§ Work required: Copy out the lines below word for word, starting with the line containing "chevron-right-icon: › bbox=[146, 120, 150, 132]" and ending with the line containing "sidebar-item-label: Guest bbox=[41, 161, 68, 173]", both included.

Entries from a dataset:
══════════════════════════════

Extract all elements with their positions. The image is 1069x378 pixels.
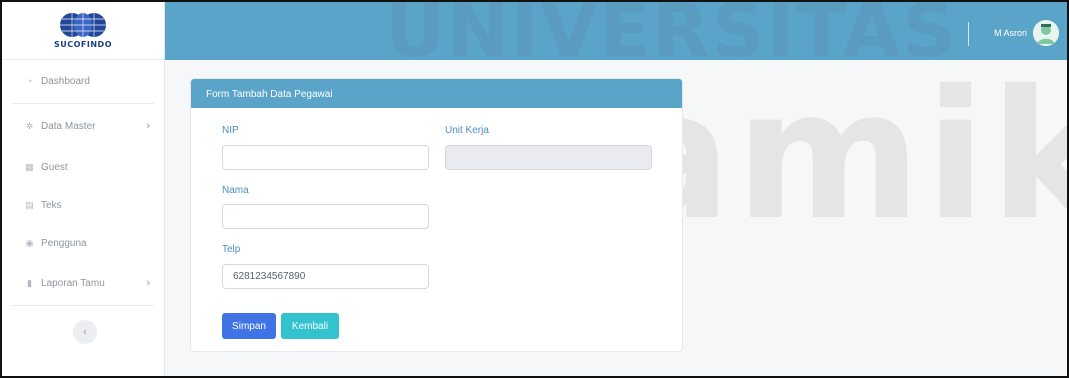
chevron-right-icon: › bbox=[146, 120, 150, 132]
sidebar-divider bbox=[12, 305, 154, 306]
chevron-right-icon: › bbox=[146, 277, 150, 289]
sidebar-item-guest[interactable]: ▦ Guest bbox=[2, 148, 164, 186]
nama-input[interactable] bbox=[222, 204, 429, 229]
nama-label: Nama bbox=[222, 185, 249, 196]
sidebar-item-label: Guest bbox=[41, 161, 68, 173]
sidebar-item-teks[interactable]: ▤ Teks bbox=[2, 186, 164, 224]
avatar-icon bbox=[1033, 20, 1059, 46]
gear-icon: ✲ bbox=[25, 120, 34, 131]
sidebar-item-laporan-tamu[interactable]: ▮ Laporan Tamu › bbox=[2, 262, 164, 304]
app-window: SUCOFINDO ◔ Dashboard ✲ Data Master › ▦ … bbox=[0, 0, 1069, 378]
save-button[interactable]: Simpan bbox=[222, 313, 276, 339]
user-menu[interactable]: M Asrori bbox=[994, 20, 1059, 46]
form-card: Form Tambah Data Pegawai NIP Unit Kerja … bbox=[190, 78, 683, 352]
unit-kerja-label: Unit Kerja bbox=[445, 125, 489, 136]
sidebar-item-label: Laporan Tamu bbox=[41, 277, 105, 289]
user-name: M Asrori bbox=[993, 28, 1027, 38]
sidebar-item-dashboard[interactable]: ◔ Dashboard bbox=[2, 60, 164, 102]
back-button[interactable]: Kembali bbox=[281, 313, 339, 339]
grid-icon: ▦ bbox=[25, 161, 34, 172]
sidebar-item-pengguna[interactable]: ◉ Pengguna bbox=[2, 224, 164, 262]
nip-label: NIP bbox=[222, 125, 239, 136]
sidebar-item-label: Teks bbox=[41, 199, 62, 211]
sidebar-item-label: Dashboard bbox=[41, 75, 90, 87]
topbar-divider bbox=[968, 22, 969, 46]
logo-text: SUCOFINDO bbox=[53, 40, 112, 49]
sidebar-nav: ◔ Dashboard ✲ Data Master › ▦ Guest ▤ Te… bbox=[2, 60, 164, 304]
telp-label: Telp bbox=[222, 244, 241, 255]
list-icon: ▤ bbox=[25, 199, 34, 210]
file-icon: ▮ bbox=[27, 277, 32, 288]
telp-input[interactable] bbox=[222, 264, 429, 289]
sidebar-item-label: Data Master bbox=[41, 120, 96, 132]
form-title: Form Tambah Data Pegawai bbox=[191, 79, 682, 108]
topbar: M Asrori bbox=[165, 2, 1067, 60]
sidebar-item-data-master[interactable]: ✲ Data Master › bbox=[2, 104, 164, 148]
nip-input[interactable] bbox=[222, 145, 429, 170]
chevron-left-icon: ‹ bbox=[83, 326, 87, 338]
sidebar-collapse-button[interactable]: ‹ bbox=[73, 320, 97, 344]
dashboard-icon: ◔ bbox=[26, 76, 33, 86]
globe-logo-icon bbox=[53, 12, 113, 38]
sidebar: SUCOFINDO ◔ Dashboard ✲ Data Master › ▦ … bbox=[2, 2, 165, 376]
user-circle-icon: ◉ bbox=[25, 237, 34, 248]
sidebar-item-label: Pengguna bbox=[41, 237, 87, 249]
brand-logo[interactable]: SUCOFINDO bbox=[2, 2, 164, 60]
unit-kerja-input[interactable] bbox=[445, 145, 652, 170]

══════════════════════════════

§ Written solution:
chevron-right-icon: › bbox=[146, 120, 150, 132]
sidebar-divider bbox=[12, 305, 154, 306]
chevron-right-icon: › bbox=[146, 277, 150, 289]
sidebar-item-guest[interactable]: ▦ Guest bbox=[2, 148, 164, 186]
nama-input[interactable] bbox=[222, 204, 429, 229]
nama-label: Nama bbox=[222, 185, 249, 196]
sidebar-item-label: Guest bbox=[41, 161, 68, 173]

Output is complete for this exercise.